-------- DATASET --------
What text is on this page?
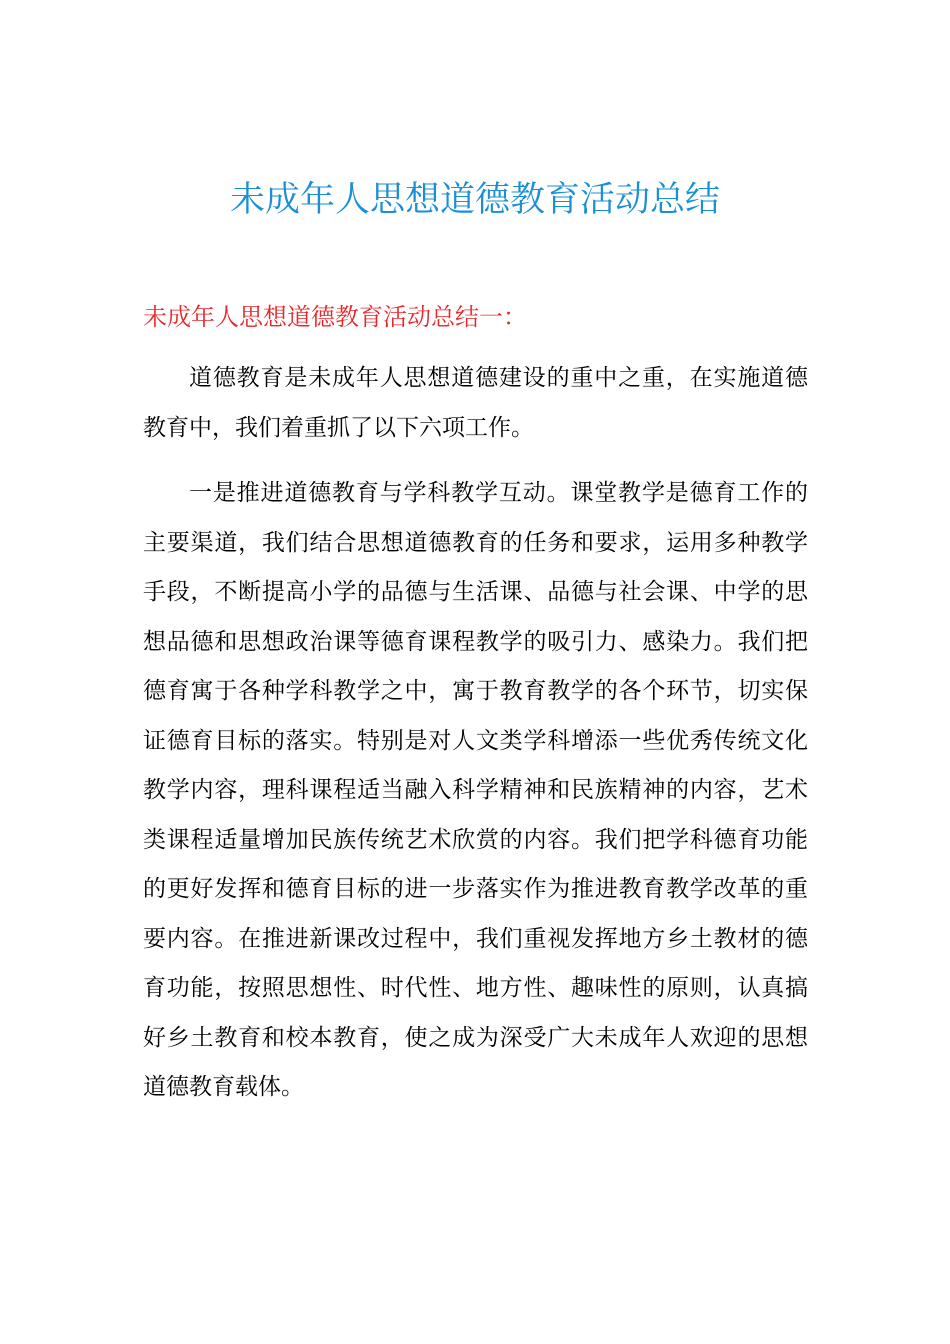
未成年人思想道德教育活动总结
未成年人思想道德教育活动总结一：

道德教育是未成年人思想道德建设的重中之重，在实施道德教育中，我们着重抓了以下六项工作。

一是推进道德教育与学科教学互动。课堂教学是德育工作的主要渠道，我们结合思想道德教育的任务和要求，运用多种教学手段，不断提高小学的品德与生活课、品德与社会课、中学的思想品德和思想政治课等德育课程教学的吸引力、感染力。我们把德育寓于各种学科教学之中，寓于教育教学的各个环节，切实保证德育目标的落实。特别是对人文类学科增添一些优秀传统文化教学内容，理科课程适当融入科学精神和民族精神的内容，艺术类课程适量增加民族传统艺术欣赏的内容。我们把学科德育功能的更好发挥和德育目标的进一步落实作为推进教育教学改革的重要内容。在推进新课改过程中，我们重视发挥地方乡土教材的德育功能，按照思想性、时代性、地方性、趣味性的原则，认真搞好乡土教育和校本教育，使之成为深受广大未成年人欢迎的思想道德教育载体。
--------
## OBJECTIVE
Copy every record above exactly, leaving out the pictures.

## SOLUTION TO THIS EXERCISE
What text is on this page?
未成年人思想道德教育活动总结
未成年人思想道德教育活动总结一：

道德教育是未成年人思想道德建设的重中之重，在实施道德教育中，我们着重抓了以下六项工作。

一是推进道德教育与学科教学互动。课堂教学是德育工作的主要渠道，我们结合思想道德教育的任务和要求，运用多种教学手段，不断提高小学的品德与生活课、品德与社会课、中学的思想品德和思想政治课等德育课程教学的吸引力、感染力。我们把德育寓于各种学科教学之中，寓于教育教学的各个环节，切实保证德育目标的落实。特别是对人文类学科增添一些优秀传统文化教学内容，理科课程适当融入科学精神和民族精神的内容，艺术类课程适量增加民族传统艺术欣赏的内容。我们把学科德育功能的更好发挥和德育目标的进一步落实作为推进教育教学改革的重要内容。在推进新课改过程中，我们重视发挥地方乡土教材的德育功能，按照思想性、时代性、地方性、趣味性的原则，认真搞好乡土教育和校本教育，使之成为深受广大未成年人欢迎的思想道德教育载体。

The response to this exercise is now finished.